It was noted during servicing in February that some solar panels had fallen over due to the wooden stakes that we used being too short. Luckily, the site design involved plastic battery boxes being in front of solar panels, so in most cases the solar panel fell on to the box and continued powering the instrument. The instruments were serviced again in July 2018 after a period of severe storms and some bad-weather damage had occurred, including plastic boxes filling with water and animals had destroyed one site, BS47. This site was dismantled during the July servicing. The sites were all collected in October 2018, when it was discovered that one solar panel had been stolen (site BS46) and a police report was filed.
Processing and modelling
Active source data is initially processed into receiver gathers, i.e. offshore shots that are along a profile line are gathered for an individual station. The data is compiled, reduced and cut into receiver gathers utilising GIPP utility codes (www.gfz-potsdam.de). Navigation data and shot times specifying the geometry and timing of the NZ3D survey are available from the Marine Seismic Data Centre for project MGL1801. The data is then processed and interpreted using SeisUnix.
The passive data is left as continuous day files for each station. Preliminary data processing has involved analysing data for all stations, day by day, using Seismic Handler software. Local, regional and teleseismic earthquakes have been identified and P- and S-wave arrivals picked so far for data from Dec 2017 - early Feb 2018.
Data quality and interpretation
Noise levels
The primary objective of this experiment was to collect data for active-source tomography. The data quality at shorter periods (<1 s) is excellent, with all instruments showing noise levels below the Peterson (1993) limits (Fig. 4). Data quality from 1-10s, particularly for the Z component is good (Fig. 4). For periods longer than 10 s, however, the data are noisy, which we attribute to the close proximity of all of the stations to the ocean. This will make conducting analyses such as receiver functions more challenging.
Example earthquake data
We have begun analysing the three component broadband dataset for local and regional seismicity. Pg and Sg phase times have been picked with Seismic Handler (Fig. 5). Hypocentres are determined using LocSAT (Bratt and Nagy 1991) assuming the iasp91 1D crustal velocity model. We have also determined preliminary local earthquake magnitudes (Fig. 5). The data quality is high for picking of local seismicity, however, the sheer volume of data means automated picking tools will need to be applied in the future to process all data fully.

> Data provided
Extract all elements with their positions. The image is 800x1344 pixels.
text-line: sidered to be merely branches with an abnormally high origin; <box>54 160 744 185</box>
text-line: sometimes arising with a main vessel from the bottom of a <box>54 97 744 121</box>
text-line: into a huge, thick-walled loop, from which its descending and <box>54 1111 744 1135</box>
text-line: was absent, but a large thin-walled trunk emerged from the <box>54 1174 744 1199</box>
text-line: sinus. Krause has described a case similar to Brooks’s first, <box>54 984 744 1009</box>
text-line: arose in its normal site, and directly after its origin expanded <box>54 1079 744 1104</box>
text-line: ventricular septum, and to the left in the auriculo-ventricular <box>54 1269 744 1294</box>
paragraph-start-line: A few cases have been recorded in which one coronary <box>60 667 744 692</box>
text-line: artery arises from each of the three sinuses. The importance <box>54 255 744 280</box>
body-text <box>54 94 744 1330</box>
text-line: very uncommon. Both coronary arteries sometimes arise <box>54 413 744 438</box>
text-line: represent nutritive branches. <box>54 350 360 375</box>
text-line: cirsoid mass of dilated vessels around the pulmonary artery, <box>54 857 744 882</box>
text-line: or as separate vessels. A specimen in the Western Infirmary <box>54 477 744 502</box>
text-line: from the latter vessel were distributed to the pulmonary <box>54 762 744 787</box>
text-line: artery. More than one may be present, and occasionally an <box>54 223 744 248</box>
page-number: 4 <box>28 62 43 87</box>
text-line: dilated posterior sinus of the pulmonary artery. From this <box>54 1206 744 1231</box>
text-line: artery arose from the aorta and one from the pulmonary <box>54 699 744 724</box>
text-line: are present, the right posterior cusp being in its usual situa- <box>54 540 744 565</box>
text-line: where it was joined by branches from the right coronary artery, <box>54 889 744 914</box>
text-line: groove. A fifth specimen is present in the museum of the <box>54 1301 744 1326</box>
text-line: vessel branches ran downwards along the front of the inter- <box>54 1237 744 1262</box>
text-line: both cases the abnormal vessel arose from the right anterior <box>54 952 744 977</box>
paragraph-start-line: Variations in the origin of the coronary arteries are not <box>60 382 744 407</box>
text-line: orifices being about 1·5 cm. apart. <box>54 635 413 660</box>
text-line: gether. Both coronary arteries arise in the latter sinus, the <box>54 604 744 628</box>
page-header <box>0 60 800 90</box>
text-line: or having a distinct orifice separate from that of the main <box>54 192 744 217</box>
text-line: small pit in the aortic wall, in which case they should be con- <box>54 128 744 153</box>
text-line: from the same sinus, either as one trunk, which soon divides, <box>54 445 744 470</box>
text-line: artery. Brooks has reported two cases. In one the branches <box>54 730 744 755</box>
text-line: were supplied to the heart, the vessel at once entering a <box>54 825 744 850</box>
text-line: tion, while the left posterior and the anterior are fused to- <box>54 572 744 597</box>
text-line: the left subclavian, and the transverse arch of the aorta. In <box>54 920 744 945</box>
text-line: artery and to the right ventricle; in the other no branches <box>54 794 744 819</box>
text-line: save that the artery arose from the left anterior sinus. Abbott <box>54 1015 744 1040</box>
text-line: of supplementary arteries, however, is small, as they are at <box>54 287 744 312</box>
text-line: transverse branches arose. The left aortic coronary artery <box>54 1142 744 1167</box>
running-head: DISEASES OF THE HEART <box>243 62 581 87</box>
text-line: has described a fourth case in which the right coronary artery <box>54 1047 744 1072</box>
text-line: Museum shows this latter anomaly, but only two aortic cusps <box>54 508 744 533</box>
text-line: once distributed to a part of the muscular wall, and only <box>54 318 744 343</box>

> What you need to do
Continue the seismic survey report above, starting right after its last sentence.

> Exercise output
On 13th January 2018 at 18:07:33 UTC a magnitude 3.5 earthquake occurred 15 km west of the array at a depth of 28.4 km. This event was felt by the citizens of Gisborne. Figure 6 shows the data for all instrument types plotted together versus offset. P-wave arrival times can be picked for all instruments that recorded the event and given the close station spacing can be plotted in map view in a nodal fashion to investigate potential travel-time anomalies (Fig. 6).
Example active source data
Figure 7 shows an example receiver gather for one of the CMG-6TD sites (BS28) for R/V Langseth shot lines 1236 and 1244. These instruments have recorded coherent signal to offsets of 90-110 km, meeting the original objectives of the proposal.
Ongoing work
Processing of the vast NZ3D-FWI dataset requires the development of a new research team of PDRAs and PhD students. In July 2019 Bell and Morgan were awarded a Leverhulme Research Grant to develop the SMILE (Subduction margin imaging in large experiments) research group and employ a PDRA and PhD student who will focus on the active-source data processing. Their work will begin by making FWI velocity models of the offshore data, and will integrate the onshore data later. Bell and Bastow have worked with undergraduate students to begin processing the local earthquake data and are currently seeking a PhD student. We are collaborating with other national and international groups to make the most of this fantastic dataset. Ongoing collaborations include the following and we continue to seek new international collaboration opportunities:
Katie Jacobs, Bill Fry et al. GNS Science. Ambient noise and beam forming analysis. Luca de Siena, Johannes Gutenberg Universit at Mainz. Attenuation studies. Harold Leah et al. Cardiff University, Receiver function analysis.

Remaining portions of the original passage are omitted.